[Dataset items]
———

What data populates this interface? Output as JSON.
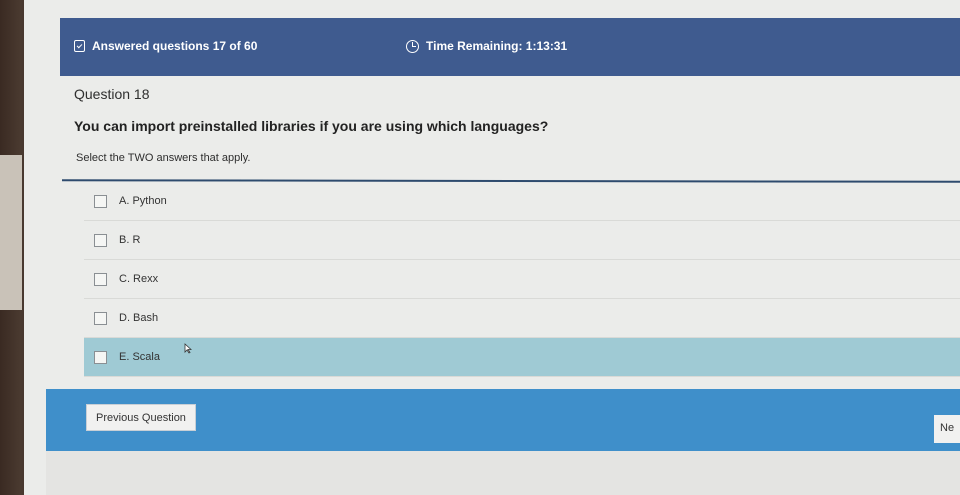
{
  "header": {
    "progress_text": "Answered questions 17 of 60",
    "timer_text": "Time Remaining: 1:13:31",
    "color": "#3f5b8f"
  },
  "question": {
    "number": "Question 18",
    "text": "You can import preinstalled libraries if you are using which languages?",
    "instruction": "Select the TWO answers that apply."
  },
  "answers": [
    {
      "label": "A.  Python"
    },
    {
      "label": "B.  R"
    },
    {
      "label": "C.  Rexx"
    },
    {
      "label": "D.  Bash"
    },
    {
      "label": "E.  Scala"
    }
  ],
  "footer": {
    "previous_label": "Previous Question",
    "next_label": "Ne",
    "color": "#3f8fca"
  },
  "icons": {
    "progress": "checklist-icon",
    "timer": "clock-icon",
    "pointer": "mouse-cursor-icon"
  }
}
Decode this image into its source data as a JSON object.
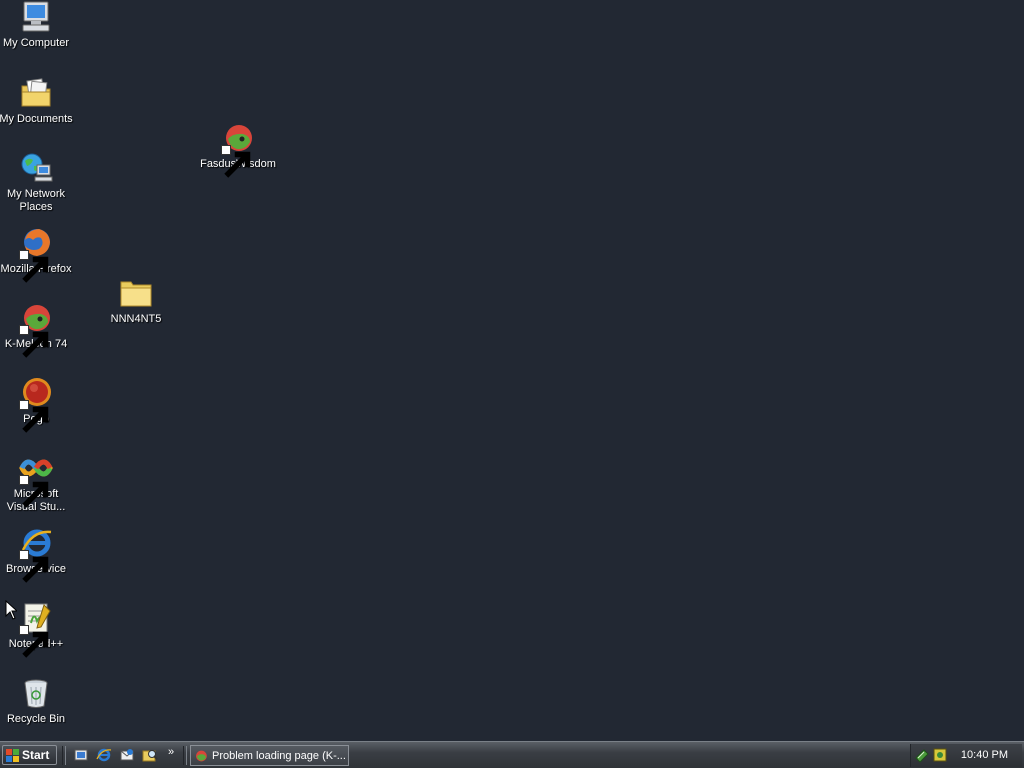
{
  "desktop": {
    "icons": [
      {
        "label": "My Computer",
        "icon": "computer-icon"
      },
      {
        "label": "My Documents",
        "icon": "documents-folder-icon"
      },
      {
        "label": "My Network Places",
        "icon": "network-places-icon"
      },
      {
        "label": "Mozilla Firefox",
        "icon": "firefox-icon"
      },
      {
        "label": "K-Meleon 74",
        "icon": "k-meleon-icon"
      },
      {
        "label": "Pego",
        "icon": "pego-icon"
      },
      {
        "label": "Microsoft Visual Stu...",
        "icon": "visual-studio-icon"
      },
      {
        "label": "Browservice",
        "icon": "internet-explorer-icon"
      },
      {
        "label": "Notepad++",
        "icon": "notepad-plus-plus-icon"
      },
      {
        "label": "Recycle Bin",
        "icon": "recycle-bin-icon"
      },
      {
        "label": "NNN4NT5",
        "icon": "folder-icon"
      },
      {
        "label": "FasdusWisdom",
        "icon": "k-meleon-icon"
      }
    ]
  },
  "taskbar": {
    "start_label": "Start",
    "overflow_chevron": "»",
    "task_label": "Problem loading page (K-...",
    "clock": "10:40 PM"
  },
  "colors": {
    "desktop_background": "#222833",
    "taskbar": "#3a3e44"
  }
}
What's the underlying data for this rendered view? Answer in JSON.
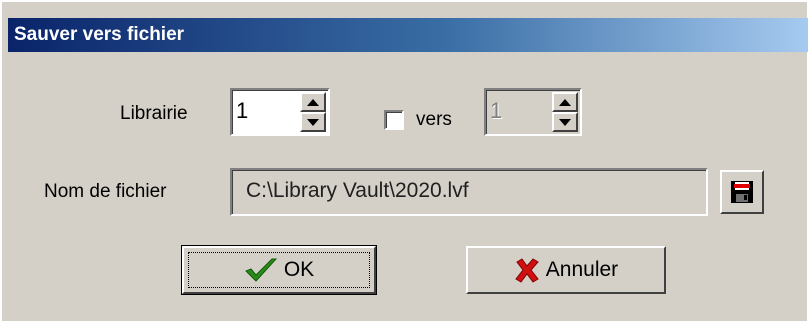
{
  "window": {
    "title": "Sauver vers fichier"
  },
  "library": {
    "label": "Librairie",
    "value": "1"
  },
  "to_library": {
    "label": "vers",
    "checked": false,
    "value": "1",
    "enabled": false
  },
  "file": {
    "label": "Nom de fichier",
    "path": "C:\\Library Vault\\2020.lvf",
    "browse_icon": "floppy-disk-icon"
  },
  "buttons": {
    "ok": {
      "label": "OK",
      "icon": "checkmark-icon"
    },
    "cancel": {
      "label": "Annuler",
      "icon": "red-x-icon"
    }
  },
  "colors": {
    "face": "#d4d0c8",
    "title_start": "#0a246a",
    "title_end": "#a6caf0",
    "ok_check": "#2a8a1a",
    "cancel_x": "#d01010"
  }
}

———

__STATED PROBLEM__. Repeat the material above verbatim. Leave the pictures behind.

__SOLUTION TO THIS EXERCISE__.
What data populates this interface? Output as JSON.
{
  "header": {
    "progress_text": "Answered questions 17 of 60",
    "timer_text": "Time Remaining: 1:13:31",
    "color": "#3f5b8f"
  },
  "question": {
    "number": "Question 18",
    "text": "You can import preinstalled libraries if you are using which languages?",
    "instruction": "Select the TWO answers that apply."
  },
  "answers": [
    {
      "label": "A.  Python"
    },
    {
      "label": "B.  R"
    },
    {
      "label": "C.  Rexx"
    },
    {
      "label": "D.  Bash"
    },
    {
      "label": "E.  Scala"
    }
  ],
  "footer": {
    "previous_label": "Previous Question",
    "next_label": "Ne",
    "color": "#3f8fca"
  },
  "icons": {
    "progress": "checklist-icon",
    "timer": "clock-icon",
    "pointer": "mouse-cursor-icon"
  }
}
Decode this image into its source data as a JSON object.
{
  "desktop": {
    "icons": [
      {
        "label": "My Computer",
        "icon": "computer-icon"
      },
      {
        "label": "My Documents",
        "icon": "documents-folder-icon"
      },
      {
        "label": "My Network Places",
        "icon": "network-places-icon"
      },
      {
        "label": "Mozilla Firefox",
        "icon": "firefox-icon"
      },
      {
        "label": "K-Meleon 74",
        "icon": "k-meleon-icon"
      },
      {
        "label": "Pego",
        "icon": "pego-icon"
      },
      {
        "label": "Microsoft Visual Stu...",
        "icon": "visual-studio-icon"
      },
      {
        "label": "Browservice",
        "icon": "internet-explorer-icon"
      },
      {
        "label": "Notepad++",
        "icon": "notepad-plus-plus-icon"
      },
      {
        "label": "Recycle Bin",
        "icon": "recycle-bin-icon"
      },
      {
        "label": "NNN4NT5",
        "icon": "folder-icon"
      },
      {
        "label": "FasdusWisdom",
        "icon": "k-meleon-icon"
      }
    ]
  },
  "taskbar": {
    "start_label": "Start",
    "overflow_chevron": "»",
    "task_label": "Problem loading page (K-...",
    "clock": "10:40 PM"
  },
  "colors": {
    "desktop_background": "#222833",
    "taskbar": "#3a3e44"
  }
}
What's the underlying data for this rendered view? Answer in JSON.
{
  "window": {
    "title": "Sauver vers fichier"
  },
  "library": {
    "label": "Librairie",
    "value": "1"
  },
  "to_library": {
    "label": "vers",
    "checked": false,
    "value": "1",
    "enabled": false
  },
  "file": {
    "label": "Nom de fichier",
    "path": "C:\\Library Vault\\2020.lvf",
    "browse_icon": "floppy-disk-icon"
  },
  "buttons": {
    "ok": {
      "label": "OK",
      "icon": "checkmark-icon"
    },
    "cancel": {
      "label": "Annuler",
      "icon": "red-x-icon"
    }
  },
  "colors": {
    "face": "#d4d0c8",
    "title_start": "#0a246a",
    "title_end": "#a6caf0",
    "ok_check": "#2a8a1a",
    "cancel_x": "#d01010"
  }
}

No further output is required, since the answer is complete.